Available records:

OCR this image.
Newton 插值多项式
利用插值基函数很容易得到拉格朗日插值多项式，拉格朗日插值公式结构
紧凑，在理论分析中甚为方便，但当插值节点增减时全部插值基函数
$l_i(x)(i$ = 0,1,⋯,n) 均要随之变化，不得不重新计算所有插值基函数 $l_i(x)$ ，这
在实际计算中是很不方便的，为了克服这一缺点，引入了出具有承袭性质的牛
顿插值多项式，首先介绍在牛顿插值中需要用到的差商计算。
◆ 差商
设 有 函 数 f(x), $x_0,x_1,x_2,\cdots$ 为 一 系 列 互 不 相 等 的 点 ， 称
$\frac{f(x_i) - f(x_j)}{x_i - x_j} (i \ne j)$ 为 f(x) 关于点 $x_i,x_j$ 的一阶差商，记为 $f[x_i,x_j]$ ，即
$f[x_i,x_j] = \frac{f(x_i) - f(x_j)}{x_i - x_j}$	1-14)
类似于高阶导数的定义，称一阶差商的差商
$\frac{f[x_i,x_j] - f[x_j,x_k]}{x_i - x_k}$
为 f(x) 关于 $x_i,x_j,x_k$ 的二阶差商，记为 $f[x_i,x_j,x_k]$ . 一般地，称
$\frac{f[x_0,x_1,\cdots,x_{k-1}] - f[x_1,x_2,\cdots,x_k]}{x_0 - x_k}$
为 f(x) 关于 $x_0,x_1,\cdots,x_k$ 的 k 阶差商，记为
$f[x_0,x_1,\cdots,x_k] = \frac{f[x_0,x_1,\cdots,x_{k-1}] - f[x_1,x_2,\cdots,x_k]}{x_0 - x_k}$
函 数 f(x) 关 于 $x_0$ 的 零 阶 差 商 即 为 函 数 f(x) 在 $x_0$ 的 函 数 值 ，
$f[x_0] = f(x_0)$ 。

Work to be completed: Every line of the records above needs to be given again exactly.

The result:
OCR this image.
Newton 插值多项式
利用插值基函数很容易得到拉格朗日插值多项式，拉格朗日插值公式结构
紧凑，在理论分析中甚为方便，但当插值节点增减时全部插值基函数
$l_i(x)(i$ = 0,1,⋯,n) 均要随之变化，不得不重新计算所有插值基函数 $l_i(x)$ ，这
在实际计算中是很不方便的，为了克服这一缺点，引入了出具有承袭性质的牛
顿插值多项式，首先介绍在牛顿插值中需要用到的差商计算。
◆ 差商
设 有 函 数 f(x), $x_0,x_1,x_2,\cdots$ 为 一 系 列 互 不 相 等 的 点 ， 称
$\frac{f(x_i) - f(x_j)}{x_i - x_j} (i \ne j)$ 为 f(x) 关于点 $x_i,x_j$ 的一阶差商，记为 $f[x_i,x_j]$ ，即
$f[x_i,x_j] = \frac{f(x_i) - f(x_j)}{x_i - x_j}$	1-14)
类似于高阶导数的定义，称一阶差商的差商
$\frac{f[x_i,x_j] - f[x_j,x_k]}{x_i - x_k}$
为 f(x) 关于 $x_i,x_j,x_k$ 的二阶差商，记为 $f[x_i,x_j,x_k]$ . 一般地，称
$\frac{f[x_0,x_1,\cdots,x_{k-1}] - f[x_1,x_2,\cdots,x_k]}{x_0 - x_k}$
为 f(x) 关于 $x_0,x_1,\cdots,x_k$ 的 k 阶差商，记为
$f[x_0,x_1,\cdots,x_k] = \frac{f[x_0,x_1,\cdots,x_{k-1}] - f[x_1,x_2,\cdots,x_k]}{x_0 - x_k}$
函 数 f(x) 关 于 $x_0$ 的 零 阶 差 商 即 为 函 数 f(x) 在 $x_0$ 的 函 数 值 ，
$f[x_0] = f(x_0)$ 。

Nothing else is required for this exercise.